(Supplied entries):
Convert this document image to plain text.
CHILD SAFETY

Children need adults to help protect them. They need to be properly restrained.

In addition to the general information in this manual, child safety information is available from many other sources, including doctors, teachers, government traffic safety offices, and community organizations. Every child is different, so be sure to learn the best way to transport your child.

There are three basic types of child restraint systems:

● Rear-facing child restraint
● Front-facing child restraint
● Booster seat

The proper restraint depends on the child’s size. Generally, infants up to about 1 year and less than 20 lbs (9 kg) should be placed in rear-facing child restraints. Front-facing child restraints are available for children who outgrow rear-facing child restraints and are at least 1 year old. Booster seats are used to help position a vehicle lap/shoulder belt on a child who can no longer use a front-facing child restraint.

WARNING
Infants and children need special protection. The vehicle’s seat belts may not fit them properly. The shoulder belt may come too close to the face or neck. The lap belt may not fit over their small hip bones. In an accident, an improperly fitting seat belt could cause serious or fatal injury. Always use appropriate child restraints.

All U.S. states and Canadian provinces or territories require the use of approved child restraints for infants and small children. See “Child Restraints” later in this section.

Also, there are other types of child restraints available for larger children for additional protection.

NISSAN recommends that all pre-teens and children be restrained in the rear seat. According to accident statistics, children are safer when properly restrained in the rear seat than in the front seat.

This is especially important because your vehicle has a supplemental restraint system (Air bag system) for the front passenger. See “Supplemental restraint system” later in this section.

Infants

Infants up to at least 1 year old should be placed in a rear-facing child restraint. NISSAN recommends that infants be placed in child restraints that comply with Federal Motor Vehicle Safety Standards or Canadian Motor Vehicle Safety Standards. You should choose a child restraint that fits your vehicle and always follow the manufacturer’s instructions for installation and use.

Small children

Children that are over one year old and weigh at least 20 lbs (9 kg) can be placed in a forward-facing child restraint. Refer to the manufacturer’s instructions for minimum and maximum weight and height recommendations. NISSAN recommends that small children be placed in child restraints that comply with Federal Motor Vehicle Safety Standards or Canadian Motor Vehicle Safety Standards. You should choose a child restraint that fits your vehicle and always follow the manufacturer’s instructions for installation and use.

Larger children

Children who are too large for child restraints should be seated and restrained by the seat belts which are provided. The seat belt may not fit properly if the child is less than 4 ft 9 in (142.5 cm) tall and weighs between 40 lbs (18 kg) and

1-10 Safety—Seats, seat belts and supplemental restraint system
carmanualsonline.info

(Request): What do the records say? Quote them all exactly.

(Written answer):
Convert this document image to plain text.
CHILD SAFETY

Children need adults to help protect them. They need to be properly restrained.

In addition to the general information in this manual, child safety information is available from many other sources, including doctors, teachers, government traffic safety offices, and community organizations. Every child is different, so be sure to learn the best way to transport your child.

There are three basic types of child restraint systems:

● Rear-facing child restraint
● Front-facing child restraint
● Booster seat

The proper restraint depends on the child’s size. Generally, infants up to about 1 year and less than 20 lbs (9 kg) should be placed in rear-facing child restraints. Front-facing child restraints are available for children who outgrow rear-facing child restraints and are at least 1 year old. Booster seats are used to help position a vehicle lap/shoulder belt on a child who can no longer use a front-facing child restraint.

WARNING
Infants and children need special protection. The vehicle’s seat belts may not fit them properly. The shoulder belt may come too close to the face or neck. The lap belt may not fit over their small hip bones. In an accident, an improperly fitting seat belt could cause serious or fatal injury. Always use appropriate child restraints.

All U.S. states and Canadian provinces or territories require the use of approved child restraints for infants and small children. See “Child Restraints” later in this section.

Also, there are other types of child restraints available for larger children for additional protection.

NISSAN recommends that all pre-teens and children be restrained in the rear seat. According to accident statistics, children are safer when properly restrained in the rear seat than in the front seat.

This is especially important because your vehicle has a supplemental restraint system (Air bag system) for the front passenger. See “Supplemental restraint system” later in this section.

Infants

Infants up to at least 1 year old should be placed in a rear-facing child restraint. NISSAN recommends that infants be placed in child restraints that comply with Federal Motor Vehicle Safety Standards or Canadian Motor Vehicle Safety Standards. You should choose a child restraint that fits your vehicle and always follow the manufacturer’s instructions for installation and use.

Small children

Children that are over one year old and weigh at least 20 lbs (9 kg) can be placed in a forward-facing child restraint. Refer to the manufacturer’s instructions for minimum and maximum weight and height recommendations. NISSAN recommends that small children be placed in child restraints that comply with Federal Motor Vehicle Safety Standards or Canadian Motor Vehicle Safety Standards. You should choose a child restraint that fits your vehicle and always follow the manufacturer’s instructions for installation and use.

Larger children

Children who are too large for child restraints should be seated and restrained by the seat belts which are provided. The seat belt may not fit properly if the child is less than 4 ft 9 in (142.5 cm) tall and weighs between 40 lbs (18 kg) and

1-10 Safety—Seats, seat belts and supplemental restraint system
carmanualsonline.info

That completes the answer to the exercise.